[Given text]
<<<<

Copyright Criminals

This looks like a fascinating documentary that PBS is airing on January 19th, and it’s further proof that our current system of copyright is broken.  We need to return to a constitutional copyright.  The one that recognizes that copyright is a balance between the good of the public and the rights holder, but primarily for the good of the public.  We need to get rid of this ridiculous “lifetime + 70 years” and return to a sensible 28 years.  Let’s face it, if you can’t figure out a way to make money from your work in 28 years, you’re probably not going to figure it out, so let it go.  If you do figure it out, there’s little to stop you from continuing to make money from it for the rest of your life.  Plus, you should be saving some of that money (if you had a hit) and you should be creating more hits so you won’t be a pauper in your “golden years”.

People will argue that creators (musicians, authors, etc) will still have popular works after those 28 years (case in point: “I Feel Good” by James Brown) and they should be allowed to profit from them as long as they can (read: infinity).  If this creator is good enough to have one popular work, shouldn’t we expect them to create more?  Wouldn’t that be better for them and the public?  But what about the work that would then be released to the public domain, the creator wouldn’t be able to profit from that any more, since people could get it for free.  Really?  So you couldn’t re-master it and put out a higher quality version than the original you did 28 years ago?  And you think people wouldn’t pay for that difference, especially coming directly from the source and supporting your career?

The reason we have our current disaster of a copyright system is due to Disney.  The squeaky-clean mouse peddler copyrighted its first iteration of Mickey Mouse in the 1928 movie Steamboat Willie.  Once Walt realized Mickey was his cash cow…er, mouse…he began to protect it in every way possible, including manipulating Congress to extend copyrights so Mickey Mouse for forever be the property Disney Inc.

>>>>

[Requirement] Copy the part of the copyright post that opens with "People will argue" and closes with "supporting your career?", and swap "public domain" for "commons" throughout. The lines after this post are unrelated to it.

[Material provided]

<<<<

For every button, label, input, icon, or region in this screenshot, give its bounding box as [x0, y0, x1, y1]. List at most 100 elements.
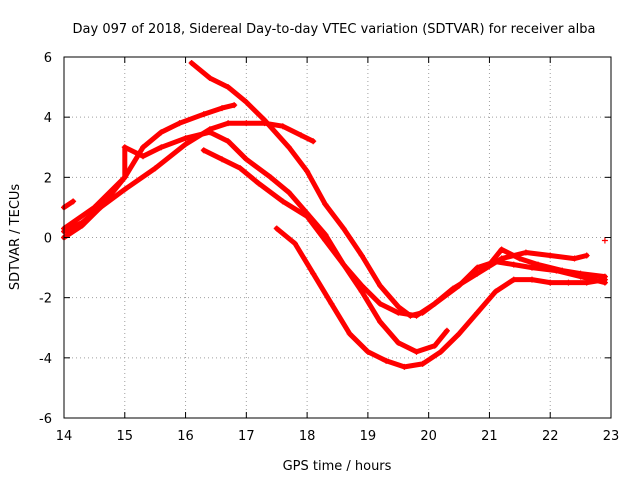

>>>>

[Full response]
People will argue that creators (musicians, authors, etc) will still have popular works after those 28 years (case in point: “I Feel Good” by James Brown) and they should be allowed to profit from them as long as they can (read: infinity).  If this creator is good enough to have one popular work, shouldn’t we expect them to create more?  Wouldn’t that be better for them and the public?  But what about the work that would then be released to the commons, the creator wouldn’t be able to profit from that any more, since people could get it for free.  Really?  So you couldn’t re-master it and put out a higher quality version than the original you did 28 years ago?  And you think people wouldn’t pay for that difference, especially coming directly from the source and supporting your career?